**REQUIRED TASK:**
Select all lines with the string "fiscal" in them, and copy those lines.

Data listing:
"""

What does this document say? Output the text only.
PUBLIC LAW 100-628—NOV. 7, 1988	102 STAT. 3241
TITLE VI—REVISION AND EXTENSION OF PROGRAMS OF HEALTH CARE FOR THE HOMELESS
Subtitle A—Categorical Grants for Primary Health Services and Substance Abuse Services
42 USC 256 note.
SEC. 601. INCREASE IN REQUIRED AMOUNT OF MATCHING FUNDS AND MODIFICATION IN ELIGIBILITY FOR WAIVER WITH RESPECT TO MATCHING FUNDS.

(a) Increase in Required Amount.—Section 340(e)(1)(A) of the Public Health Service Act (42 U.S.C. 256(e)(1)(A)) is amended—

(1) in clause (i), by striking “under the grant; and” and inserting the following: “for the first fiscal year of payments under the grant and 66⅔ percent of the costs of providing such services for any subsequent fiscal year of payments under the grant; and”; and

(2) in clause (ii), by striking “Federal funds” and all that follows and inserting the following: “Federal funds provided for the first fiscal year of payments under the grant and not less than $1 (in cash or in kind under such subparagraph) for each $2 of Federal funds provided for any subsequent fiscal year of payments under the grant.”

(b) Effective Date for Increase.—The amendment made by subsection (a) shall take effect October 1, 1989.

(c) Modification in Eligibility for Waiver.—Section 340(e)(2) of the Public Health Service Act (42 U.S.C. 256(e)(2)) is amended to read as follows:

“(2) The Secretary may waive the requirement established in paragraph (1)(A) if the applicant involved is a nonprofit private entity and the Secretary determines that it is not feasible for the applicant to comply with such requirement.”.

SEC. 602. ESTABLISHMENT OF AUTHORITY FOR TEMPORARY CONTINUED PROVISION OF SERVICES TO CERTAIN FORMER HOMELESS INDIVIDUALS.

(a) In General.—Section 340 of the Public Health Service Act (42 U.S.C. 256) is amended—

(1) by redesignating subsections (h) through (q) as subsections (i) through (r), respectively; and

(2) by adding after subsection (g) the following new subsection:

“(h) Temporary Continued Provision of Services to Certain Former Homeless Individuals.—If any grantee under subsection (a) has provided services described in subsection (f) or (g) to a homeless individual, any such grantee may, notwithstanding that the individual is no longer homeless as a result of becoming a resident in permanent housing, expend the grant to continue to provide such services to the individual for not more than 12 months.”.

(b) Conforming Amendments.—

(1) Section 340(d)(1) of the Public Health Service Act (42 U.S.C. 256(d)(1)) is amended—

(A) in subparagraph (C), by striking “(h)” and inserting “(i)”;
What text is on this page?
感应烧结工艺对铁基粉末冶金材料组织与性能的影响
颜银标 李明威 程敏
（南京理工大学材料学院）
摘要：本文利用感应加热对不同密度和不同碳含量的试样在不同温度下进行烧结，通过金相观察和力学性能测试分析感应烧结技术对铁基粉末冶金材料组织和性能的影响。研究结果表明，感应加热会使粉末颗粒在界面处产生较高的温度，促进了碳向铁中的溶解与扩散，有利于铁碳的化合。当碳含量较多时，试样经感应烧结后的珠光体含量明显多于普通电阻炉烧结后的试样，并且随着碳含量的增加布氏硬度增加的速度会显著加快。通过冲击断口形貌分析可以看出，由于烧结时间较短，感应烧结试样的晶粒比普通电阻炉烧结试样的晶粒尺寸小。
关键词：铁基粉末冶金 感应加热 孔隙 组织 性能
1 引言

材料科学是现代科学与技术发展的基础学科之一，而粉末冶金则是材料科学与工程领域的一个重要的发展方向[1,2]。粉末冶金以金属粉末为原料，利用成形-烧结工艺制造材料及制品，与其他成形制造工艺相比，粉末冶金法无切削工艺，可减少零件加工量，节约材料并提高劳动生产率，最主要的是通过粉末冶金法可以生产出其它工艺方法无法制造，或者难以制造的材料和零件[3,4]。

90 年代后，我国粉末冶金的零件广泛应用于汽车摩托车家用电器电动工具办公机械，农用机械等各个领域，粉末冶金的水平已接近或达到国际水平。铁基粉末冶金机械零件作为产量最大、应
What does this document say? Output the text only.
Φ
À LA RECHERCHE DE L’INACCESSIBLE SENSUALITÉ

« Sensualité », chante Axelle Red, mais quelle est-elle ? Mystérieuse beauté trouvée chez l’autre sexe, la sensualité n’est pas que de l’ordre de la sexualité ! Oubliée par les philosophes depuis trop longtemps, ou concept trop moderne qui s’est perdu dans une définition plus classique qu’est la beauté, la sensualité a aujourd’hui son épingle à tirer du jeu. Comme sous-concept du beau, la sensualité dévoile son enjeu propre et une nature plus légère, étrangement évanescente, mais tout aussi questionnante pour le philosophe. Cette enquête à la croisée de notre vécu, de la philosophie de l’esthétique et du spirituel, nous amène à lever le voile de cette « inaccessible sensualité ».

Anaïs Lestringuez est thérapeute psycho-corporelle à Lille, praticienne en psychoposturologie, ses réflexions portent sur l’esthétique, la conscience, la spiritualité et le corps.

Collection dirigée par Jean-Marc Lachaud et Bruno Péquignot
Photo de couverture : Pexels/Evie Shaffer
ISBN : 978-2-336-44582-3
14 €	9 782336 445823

"""

**THE REPLY:**
(1) in clause (i), by striking “under the grant; and” and inserting the following: “for the first fiscal year of payments under the grant and 66⅔ percent of the costs of providing such services for any subsequent fiscal year of payments under the grant; and”; and
(2) in clause (ii), by striking “Federal funds” and all that follows and inserting the following: “Federal funds provided for the first fiscal year of payments under the grant and not less than $1 (in cash or in kind under such subparagraph) for each $2 of Federal funds provided for any subsequent fiscal year of payments under the grant.”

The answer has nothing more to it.